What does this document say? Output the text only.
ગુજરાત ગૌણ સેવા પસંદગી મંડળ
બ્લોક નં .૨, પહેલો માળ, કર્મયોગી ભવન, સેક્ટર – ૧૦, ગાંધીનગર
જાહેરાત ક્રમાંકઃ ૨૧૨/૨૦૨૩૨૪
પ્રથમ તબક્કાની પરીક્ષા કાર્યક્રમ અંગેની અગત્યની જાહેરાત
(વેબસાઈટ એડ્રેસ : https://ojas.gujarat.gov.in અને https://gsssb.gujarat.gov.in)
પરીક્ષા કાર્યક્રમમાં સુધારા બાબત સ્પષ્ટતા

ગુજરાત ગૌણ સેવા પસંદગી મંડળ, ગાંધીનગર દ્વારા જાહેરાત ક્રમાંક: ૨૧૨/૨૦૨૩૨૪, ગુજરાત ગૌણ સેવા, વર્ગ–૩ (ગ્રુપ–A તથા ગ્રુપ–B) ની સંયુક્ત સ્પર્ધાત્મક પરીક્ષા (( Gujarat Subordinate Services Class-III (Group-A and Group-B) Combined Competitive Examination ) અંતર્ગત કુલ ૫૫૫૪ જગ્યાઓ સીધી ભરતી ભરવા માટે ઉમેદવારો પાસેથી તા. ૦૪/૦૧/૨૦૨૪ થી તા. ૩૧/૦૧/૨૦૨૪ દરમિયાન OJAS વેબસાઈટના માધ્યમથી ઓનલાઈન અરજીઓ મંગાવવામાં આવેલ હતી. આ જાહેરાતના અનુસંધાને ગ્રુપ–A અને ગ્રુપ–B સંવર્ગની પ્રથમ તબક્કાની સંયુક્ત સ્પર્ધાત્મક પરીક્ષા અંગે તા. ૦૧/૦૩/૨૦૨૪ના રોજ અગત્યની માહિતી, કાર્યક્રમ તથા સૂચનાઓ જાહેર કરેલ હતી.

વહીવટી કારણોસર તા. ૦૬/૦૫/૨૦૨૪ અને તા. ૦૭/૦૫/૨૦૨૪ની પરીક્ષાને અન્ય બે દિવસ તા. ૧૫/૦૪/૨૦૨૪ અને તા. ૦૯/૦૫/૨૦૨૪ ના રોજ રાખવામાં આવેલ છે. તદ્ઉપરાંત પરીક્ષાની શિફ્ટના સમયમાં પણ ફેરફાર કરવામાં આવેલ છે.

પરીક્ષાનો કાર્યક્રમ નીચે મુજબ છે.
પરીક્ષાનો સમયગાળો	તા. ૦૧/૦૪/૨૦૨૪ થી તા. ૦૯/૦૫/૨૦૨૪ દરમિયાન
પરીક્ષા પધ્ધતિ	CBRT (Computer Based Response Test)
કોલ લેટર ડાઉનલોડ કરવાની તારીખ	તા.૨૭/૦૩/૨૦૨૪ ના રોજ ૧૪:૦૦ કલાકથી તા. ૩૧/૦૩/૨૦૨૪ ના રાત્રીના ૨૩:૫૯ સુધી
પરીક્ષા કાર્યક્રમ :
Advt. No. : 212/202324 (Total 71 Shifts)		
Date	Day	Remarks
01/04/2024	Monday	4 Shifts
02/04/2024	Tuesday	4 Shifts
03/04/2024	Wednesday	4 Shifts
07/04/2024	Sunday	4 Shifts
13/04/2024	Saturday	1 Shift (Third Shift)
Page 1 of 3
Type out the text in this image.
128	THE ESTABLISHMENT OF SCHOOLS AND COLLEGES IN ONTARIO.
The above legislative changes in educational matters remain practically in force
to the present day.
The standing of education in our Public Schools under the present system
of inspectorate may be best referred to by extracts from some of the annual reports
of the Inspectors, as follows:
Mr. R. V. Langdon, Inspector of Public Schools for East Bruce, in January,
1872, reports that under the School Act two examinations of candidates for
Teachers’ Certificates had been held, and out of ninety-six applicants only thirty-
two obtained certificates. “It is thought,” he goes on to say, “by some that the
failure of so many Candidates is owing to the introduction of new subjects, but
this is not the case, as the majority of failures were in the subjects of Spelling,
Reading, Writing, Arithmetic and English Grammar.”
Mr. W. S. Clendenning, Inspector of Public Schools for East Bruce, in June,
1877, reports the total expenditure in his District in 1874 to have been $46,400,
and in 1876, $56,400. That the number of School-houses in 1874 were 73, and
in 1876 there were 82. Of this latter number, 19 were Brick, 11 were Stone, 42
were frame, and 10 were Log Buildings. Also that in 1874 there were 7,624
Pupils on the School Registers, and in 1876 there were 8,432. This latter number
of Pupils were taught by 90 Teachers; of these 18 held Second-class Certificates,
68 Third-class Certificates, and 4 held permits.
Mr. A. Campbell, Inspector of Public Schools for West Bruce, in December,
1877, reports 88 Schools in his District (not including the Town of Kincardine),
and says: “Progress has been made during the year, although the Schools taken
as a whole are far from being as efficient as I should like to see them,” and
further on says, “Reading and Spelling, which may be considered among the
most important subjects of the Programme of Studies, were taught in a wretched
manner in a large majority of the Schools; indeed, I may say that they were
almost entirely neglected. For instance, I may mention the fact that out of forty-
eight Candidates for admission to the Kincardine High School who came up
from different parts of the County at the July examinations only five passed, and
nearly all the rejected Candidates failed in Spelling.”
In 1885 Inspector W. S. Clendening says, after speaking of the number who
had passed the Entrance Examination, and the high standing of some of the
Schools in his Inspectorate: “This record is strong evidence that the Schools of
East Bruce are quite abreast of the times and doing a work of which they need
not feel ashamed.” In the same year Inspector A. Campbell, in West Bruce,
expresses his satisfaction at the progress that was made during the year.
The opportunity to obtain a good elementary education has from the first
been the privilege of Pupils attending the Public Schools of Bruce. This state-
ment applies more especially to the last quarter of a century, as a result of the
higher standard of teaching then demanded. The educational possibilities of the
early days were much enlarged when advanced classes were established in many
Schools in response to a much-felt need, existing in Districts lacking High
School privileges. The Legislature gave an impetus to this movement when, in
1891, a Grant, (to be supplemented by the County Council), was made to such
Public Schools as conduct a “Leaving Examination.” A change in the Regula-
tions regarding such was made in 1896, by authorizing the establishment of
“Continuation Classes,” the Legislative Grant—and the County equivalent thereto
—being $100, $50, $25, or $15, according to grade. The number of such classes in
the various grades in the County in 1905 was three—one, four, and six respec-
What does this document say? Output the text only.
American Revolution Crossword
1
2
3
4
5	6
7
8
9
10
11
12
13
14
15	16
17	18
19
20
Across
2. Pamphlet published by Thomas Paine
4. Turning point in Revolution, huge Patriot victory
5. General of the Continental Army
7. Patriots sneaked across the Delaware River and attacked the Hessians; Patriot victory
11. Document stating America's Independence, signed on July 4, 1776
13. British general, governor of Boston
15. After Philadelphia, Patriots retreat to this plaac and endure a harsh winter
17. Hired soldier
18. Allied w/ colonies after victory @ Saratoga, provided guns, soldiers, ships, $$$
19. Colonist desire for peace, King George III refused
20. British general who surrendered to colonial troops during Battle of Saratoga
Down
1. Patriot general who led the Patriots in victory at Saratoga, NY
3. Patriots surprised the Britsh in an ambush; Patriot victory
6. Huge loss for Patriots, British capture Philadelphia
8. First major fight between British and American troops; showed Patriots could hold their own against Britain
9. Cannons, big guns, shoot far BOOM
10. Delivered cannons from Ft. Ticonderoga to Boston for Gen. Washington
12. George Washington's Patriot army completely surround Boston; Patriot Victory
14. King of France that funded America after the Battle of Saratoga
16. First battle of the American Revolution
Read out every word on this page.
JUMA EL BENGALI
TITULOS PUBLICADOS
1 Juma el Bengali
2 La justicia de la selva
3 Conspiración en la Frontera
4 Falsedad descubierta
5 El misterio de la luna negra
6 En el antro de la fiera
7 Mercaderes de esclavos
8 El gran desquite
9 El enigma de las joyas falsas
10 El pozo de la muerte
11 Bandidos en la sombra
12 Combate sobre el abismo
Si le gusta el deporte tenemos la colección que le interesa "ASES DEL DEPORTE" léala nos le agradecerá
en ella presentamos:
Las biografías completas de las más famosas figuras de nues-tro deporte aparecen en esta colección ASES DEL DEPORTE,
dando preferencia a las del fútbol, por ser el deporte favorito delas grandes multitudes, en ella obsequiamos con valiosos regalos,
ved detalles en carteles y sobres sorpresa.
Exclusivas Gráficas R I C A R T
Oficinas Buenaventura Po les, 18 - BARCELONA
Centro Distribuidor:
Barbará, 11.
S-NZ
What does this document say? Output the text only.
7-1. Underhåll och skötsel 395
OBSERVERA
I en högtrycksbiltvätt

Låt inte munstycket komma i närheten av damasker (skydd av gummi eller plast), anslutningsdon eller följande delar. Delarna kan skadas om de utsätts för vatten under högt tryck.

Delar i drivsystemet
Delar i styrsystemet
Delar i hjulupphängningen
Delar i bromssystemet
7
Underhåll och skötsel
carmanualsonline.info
────────────────────
## EXERCISE DESCRIPTION
Show the lines of the material that contain the word "colección".

## COMPLETE RESPONSE
Si le gusta el deporte tenemos la colección que le interesa "ASES DEL DEPORTE" léala nos le agradecerá
Las biografías completas de las más famosas figuras de nues-tro deporte aparecen en esta colección ASES DEL DEPORTE,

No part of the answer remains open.